SET EXERCISE:
Word for word, copy all the data and drop the pictures.

RECORDS TO PROCESS:

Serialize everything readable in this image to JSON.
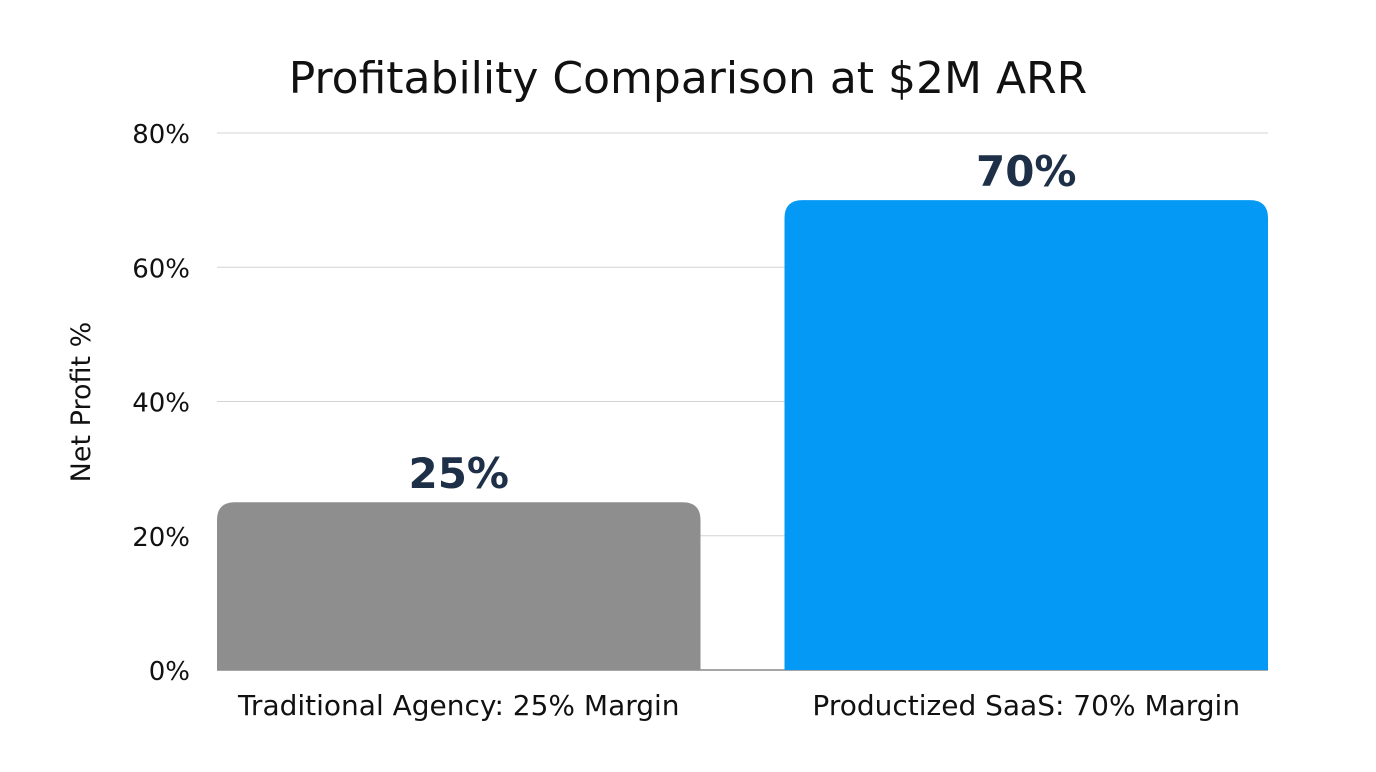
{
  "chart_data": {
    "type": "bar",
    "title": "Profitability Comparison at $2M ARR",
    "xlabel": "",
    "ylabel": "Net Profit %",
    "ylim": [
      0,
      80
    ],
    "yticks": [
      0,
      20,
      40,
      60,
      80
    ],
    "ytick_labels": [
      "0%",
      "20%",
      "40%",
      "60%",
      "80%"
    ],
    "categories": [
      "Traditional Agency: 25% Margin",
      "Productized SaaS: 70% Margin"
    ],
    "values": [
      25,
      70
    ],
    "data_labels": [
      "25%",
      "70%"
    ],
    "colors": [
      "#8e8e8e",
      "#0599f6"
    ],
    "data_label_color": "#1e3048",
    "grid": true,
    "legend": "none"
  }
}
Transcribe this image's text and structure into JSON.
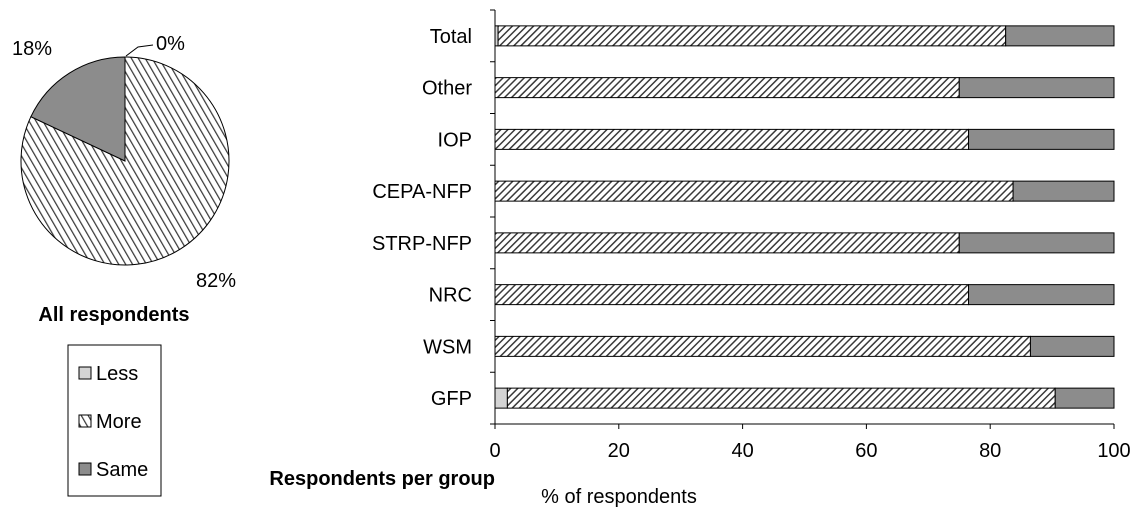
{
  "chart_data": [
    {
      "type": "pie",
      "title": "All respondents",
      "categories": [
        "Less",
        "More",
        "Same"
      ],
      "values": [
        0,
        82,
        18
      ],
      "value_labels": [
        "0%",
        "82%",
        "18%"
      ],
      "colors": {
        "Less": "#d4d4d4",
        "More": "hatched-gray",
        "Same": "#8c8c8c"
      },
      "legend": {
        "position": "bottom",
        "entries": [
          "Less",
          "More",
          "Same"
        ]
      }
    },
    {
      "type": "bar",
      "orientation": "horizontal",
      "stacked": true,
      "title": "Respondents per group",
      "xlabel": "% of respondents",
      "ylabel": "",
      "xlim": [
        0,
        100
      ],
      "x_ticks": [
        "0",
        "20",
        "40",
        "60",
        "80",
        "100"
      ],
      "grid": false,
      "categories": [
        "Total",
        "Other",
        "IOP",
        "CEPA-NFP",
        "STRP-NFP",
        "NRC",
        "WSM",
        "GFP"
      ],
      "series": [
        {
          "name": "Less",
          "values": [
            0.5,
            0,
            0,
            0,
            0,
            0,
            0,
            2
          ]
        },
        {
          "name": "More",
          "values": [
            82,
            75,
            76.5,
            83.7,
            75,
            76.5,
            86.5,
            88.5
          ]
        },
        {
          "name": "Same",
          "values": [
            17.5,
            25,
            23.5,
            16.3,
            25,
            23.5,
            13.5,
            9.5
          ]
        }
      ]
    }
  ]
}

TASK RESPONSE:
Serialize everything readable in this image to JSON.
{
  "chart_data": {
    "type": "bar",
    "title": "Profitability Comparison at $2M ARR",
    "xlabel": "",
    "ylabel": "Net Profit %",
    "ylim": [
      0,
      80
    ],
    "yticks": [
      0,
      20,
      40,
      60,
      80
    ],
    "ytick_labels": [
      "0%",
      "20%",
      "40%",
      "60%",
      "80%"
    ],
    "categories": [
      "Traditional Agency: 25% Margin",
      "Productized SaaS: 70% Margin"
    ],
    "values": [
      25,
      70
    ],
    "data_labels": [
      "25%",
      "70%"
    ],
    "colors": [
      "#8e8e8e",
      "#0599f6"
    ],
    "data_label_color": "#1e3048",
    "grid": true,
    "legend": "none"
  }
}
Transcribe this image's text and structure into JSON.
{
  "chart_data": [
    {
      "type": "pie",
      "title": "All respondents",
      "categories": [
        "Less",
        "More",
        "Same"
      ],
      "values": [
        0,
        82,
        18
      ],
      "value_labels": [
        "0%",
        "82%",
        "18%"
      ],
      "colors": {
        "Less": "#d4d4d4",
        "More": "hatched-gray",
        "Same": "#8c8c8c"
      },
      "legend": {
        "position": "bottom",
        "entries": [
          "Less",
          "More",
          "Same"
        ]
      }
    },
    {
      "type": "bar",
      "orientation": "horizontal",
      "stacked": true,
      "title": "Respondents per group",
      "xlabel": "% of respondents",
      "ylabel": "",
      "xlim": [
        0,
        100
      ],
      "x_ticks": [
        "0",
        "20",
        "40",
        "60",
        "80",
        "100"
      ],
      "grid": false,
      "categories": [
        "Total",
        "Other",
        "IOP",
        "CEPA-NFP",
        "STRP-NFP",
        "NRC",
        "WSM",
        "GFP"
      ],
      "series": [
        {
          "name": "Less",
          "values": [
            0.5,
            0,
            0,
            0,
            0,
            0,
            0,
            2
          ]
        },
        {
          "name": "More",
          "values": [
            82,
            75,
            76.5,
            83.7,
            75,
            76.5,
            86.5,
            88.5
          ]
        },
        {
          "name": "Same",
          "values": [
            17.5,
            25,
            23.5,
            16.3,
            25,
            23.5,
            13.5,
            9.5
          ]
        }
      ]
    }
  ]
}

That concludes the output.